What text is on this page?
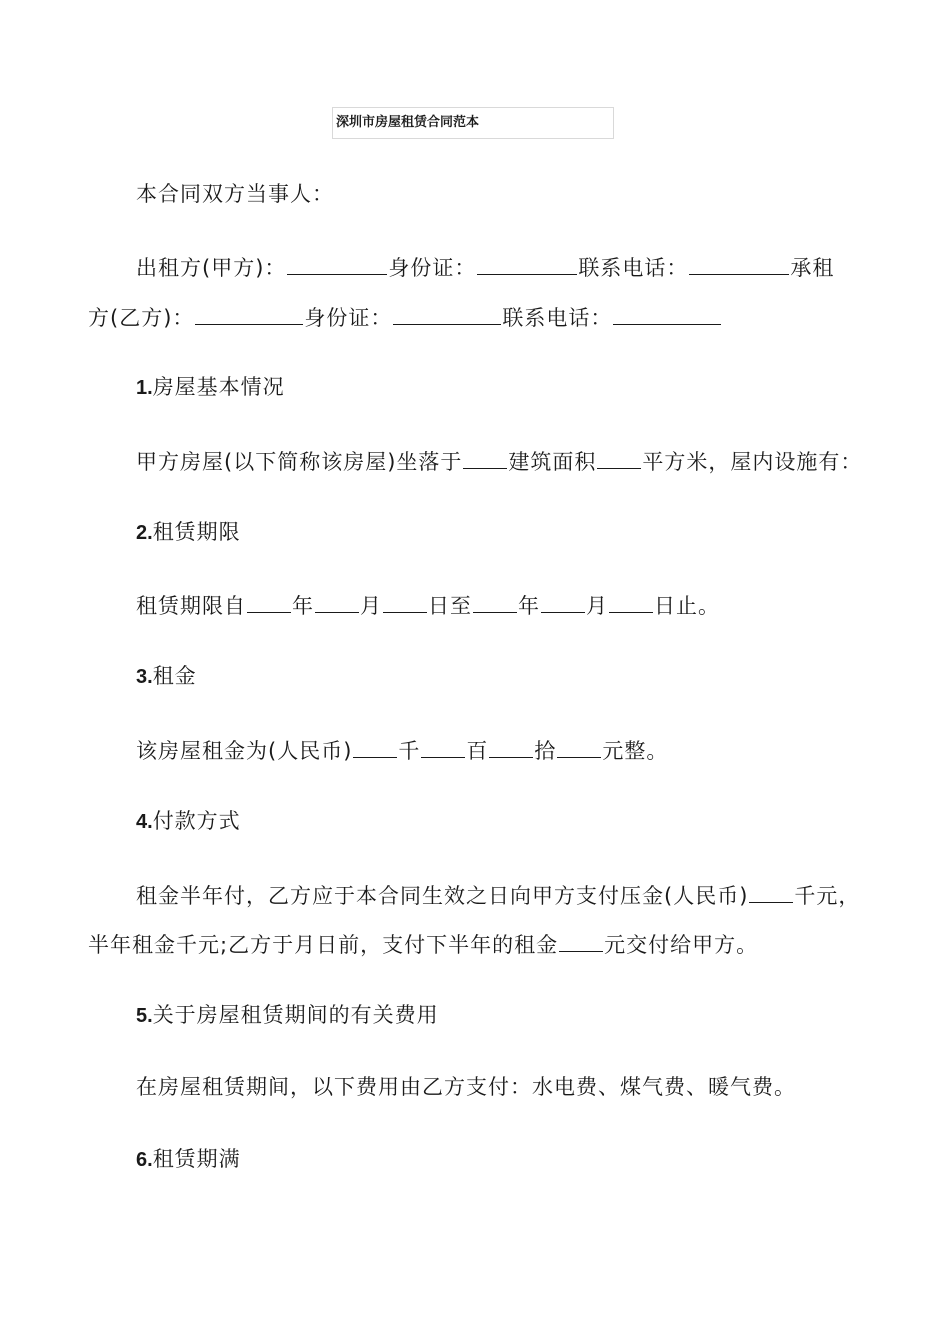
深圳市房屋租赁合同范本
本合同双方当事人：
出租方(甲方)：	身份证：	联系电话：	承租
方(乙方)：	身份证：	联系电话：
1.房屋基本情况
甲方房屋(以下简称该房屋)坐落于 建筑面积 平方米，屋内设施有：
2.租赁期限
租赁期限自 年 月 日至 年 月 日止。
3.租金
该房屋租金为(人民币) 千 百 拾 元整。
4.付款方式
租金半年付，乙方应于本合同生效之日向甲方支付压金(人民币) 千元，
半年租金千元;乙方于月日前，支付下半年的租金 元交付给甲方。
5.关于房屋租赁期间的有关费用
在房屋租赁期间，以下费用由乙方支付：水电费、煤气费、暖气费。
6.租赁期满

# # # # #

Every record is to be reproduced exactly, with no pictures included.

_The answer_:
What text is on this page?
深圳市房屋租赁合同范本
本合同双方当事人：
出租方(甲方)：	身份证：	联系电话：	承租
方(乙方)：	身份证：	联系电话：
1.房屋基本情况
甲方房屋(以下简称该房屋)坐落于 建筑面积 平方米，屋内设施有：
2.租赁期限
租赁期限自 年 月 日至 年 月 日止。
3.租金
该房屋租金为(人民币) 千 百 拾 元整。
4.付款方式
租金半年付，乙方应于本合同生效之日向甲方支付压金(人民币) 千元，
半年租金千元;乙方于月日前，支付下半年的租金 元交付给甲方。
5.关于房屋租赁期间的有关费用
在房屋租赁期间，以下费用由乙方支付：水电费、煤气费、暖气费。
6.租赁期满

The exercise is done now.